INPUT RECORDS:
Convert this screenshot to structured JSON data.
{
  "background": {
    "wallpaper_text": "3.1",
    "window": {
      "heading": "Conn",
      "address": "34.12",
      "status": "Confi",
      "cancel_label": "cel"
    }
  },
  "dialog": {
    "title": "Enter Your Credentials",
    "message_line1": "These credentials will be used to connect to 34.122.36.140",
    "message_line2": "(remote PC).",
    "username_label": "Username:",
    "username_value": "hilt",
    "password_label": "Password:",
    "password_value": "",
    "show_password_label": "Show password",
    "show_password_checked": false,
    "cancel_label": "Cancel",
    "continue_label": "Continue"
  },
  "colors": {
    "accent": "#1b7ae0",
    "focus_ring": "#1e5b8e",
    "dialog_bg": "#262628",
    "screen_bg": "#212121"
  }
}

==

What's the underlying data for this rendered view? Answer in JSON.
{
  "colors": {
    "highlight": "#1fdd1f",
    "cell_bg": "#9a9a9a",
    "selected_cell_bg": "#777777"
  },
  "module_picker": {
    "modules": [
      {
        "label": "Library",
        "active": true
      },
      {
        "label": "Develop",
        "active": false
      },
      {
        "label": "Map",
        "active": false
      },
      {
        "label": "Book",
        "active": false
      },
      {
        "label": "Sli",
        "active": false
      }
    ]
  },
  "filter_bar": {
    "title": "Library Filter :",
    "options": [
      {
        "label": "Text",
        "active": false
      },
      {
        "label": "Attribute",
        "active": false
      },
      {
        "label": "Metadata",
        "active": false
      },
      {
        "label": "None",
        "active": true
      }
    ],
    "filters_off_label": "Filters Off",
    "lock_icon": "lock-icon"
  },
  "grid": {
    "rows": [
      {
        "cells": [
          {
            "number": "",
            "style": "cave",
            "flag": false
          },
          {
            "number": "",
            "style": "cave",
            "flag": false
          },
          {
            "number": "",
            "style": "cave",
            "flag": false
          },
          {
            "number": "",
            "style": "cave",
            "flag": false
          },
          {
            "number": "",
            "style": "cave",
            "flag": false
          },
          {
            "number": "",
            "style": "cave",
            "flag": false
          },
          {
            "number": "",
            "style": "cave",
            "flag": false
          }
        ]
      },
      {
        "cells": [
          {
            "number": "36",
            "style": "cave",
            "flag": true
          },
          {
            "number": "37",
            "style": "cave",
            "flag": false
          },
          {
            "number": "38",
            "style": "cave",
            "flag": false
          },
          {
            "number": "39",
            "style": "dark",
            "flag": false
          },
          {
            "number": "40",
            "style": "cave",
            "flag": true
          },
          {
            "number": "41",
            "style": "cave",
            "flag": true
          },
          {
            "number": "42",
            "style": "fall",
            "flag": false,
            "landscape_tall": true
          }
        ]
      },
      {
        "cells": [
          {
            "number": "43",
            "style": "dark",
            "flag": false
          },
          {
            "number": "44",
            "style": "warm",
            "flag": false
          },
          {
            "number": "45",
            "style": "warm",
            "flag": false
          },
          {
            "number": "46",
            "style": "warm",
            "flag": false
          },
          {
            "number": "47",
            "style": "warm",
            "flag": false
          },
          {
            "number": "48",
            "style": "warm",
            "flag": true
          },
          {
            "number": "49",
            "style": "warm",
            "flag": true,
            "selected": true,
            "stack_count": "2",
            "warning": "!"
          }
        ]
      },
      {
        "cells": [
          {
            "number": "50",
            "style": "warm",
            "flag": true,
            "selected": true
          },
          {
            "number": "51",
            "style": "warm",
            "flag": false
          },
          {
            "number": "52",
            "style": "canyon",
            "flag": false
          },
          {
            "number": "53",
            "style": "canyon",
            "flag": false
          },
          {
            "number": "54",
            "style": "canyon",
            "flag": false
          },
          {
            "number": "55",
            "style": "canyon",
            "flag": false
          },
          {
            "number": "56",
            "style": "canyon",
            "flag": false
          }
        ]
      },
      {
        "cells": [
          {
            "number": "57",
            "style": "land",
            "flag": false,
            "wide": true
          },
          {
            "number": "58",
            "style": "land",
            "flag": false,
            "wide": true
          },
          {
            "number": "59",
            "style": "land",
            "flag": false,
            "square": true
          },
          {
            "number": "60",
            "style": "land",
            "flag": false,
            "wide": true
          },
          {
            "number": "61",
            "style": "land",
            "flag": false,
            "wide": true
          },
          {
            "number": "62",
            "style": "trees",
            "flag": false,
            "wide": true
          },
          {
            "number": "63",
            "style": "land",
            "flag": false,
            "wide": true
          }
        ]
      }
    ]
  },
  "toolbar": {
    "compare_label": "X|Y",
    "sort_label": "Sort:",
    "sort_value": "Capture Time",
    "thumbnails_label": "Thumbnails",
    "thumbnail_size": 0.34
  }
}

* * *

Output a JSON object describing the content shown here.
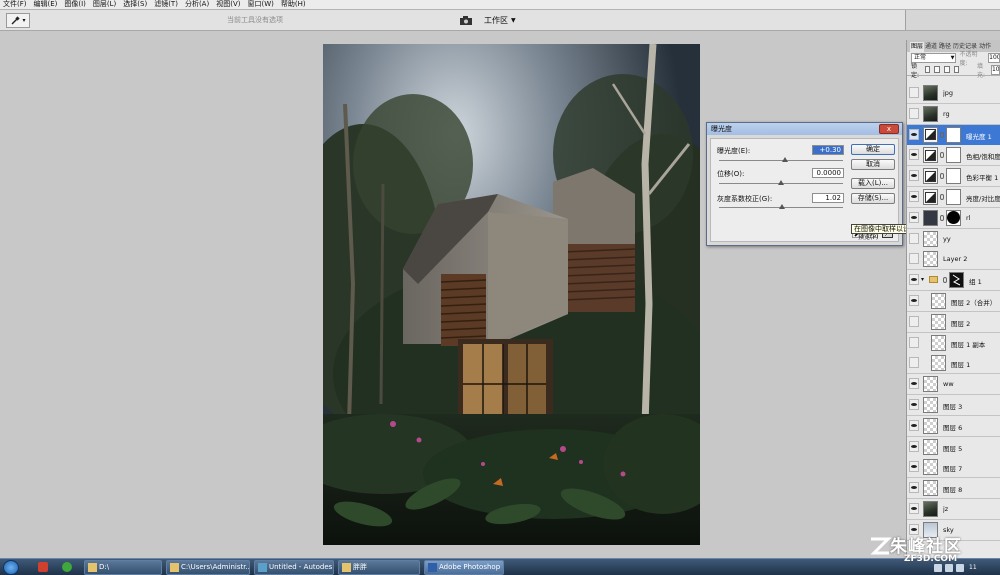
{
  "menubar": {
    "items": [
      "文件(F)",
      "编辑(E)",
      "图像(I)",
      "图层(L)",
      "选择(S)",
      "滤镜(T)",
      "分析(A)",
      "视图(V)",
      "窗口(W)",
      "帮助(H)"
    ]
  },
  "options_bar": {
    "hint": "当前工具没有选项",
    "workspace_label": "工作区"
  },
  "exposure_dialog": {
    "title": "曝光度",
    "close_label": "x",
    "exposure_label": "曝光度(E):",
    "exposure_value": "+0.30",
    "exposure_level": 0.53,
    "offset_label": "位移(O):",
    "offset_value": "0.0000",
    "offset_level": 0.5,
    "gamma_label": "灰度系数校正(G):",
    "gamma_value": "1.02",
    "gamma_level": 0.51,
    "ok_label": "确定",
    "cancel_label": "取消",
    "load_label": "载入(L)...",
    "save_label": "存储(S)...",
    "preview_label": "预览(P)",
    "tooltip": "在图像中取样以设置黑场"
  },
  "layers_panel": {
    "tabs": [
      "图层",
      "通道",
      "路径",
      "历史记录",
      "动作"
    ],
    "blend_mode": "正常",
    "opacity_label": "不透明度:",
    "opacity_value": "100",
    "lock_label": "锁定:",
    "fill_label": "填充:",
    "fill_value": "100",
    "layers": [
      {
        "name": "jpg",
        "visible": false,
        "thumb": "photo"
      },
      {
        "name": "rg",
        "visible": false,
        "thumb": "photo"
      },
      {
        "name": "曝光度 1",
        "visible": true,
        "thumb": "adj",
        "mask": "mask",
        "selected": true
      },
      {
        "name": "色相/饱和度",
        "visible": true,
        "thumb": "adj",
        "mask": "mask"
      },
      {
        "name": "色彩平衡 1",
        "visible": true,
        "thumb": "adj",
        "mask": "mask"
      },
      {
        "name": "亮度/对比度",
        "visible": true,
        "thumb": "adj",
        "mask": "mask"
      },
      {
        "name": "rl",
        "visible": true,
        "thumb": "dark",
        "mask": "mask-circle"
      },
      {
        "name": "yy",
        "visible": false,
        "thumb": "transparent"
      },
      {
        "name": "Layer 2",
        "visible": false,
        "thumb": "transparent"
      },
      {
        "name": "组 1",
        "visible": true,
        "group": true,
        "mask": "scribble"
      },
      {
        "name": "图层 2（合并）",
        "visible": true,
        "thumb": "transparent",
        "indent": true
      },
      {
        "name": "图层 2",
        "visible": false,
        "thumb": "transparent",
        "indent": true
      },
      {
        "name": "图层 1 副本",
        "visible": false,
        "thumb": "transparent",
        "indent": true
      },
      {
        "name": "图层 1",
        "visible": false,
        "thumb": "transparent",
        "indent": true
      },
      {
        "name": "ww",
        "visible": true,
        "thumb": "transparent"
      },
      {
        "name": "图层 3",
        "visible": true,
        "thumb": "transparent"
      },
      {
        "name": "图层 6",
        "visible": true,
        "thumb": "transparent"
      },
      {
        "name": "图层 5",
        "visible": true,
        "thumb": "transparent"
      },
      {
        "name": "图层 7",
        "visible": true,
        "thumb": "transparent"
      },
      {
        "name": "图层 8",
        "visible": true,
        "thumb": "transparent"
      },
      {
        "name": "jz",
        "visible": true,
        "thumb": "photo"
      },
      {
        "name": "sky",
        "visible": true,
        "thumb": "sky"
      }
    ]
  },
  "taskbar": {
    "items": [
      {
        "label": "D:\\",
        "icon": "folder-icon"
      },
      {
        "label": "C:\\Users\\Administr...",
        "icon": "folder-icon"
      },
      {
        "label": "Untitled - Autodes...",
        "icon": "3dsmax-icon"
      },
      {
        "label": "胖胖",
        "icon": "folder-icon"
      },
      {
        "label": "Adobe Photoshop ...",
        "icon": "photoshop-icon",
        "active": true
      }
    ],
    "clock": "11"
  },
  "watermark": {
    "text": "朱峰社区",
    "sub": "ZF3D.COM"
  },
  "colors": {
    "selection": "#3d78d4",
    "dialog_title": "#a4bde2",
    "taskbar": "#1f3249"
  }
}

STATED EXERCISE:
Scan the material for lines with the word "JSON", and copy each line you find.

OUTPUT FOR THIS TASK:
Convert this screenshot to structured JSON data.
What's the underlying data for this rendered view? Answer in JSON.
Output a JSON object describing the content shown here.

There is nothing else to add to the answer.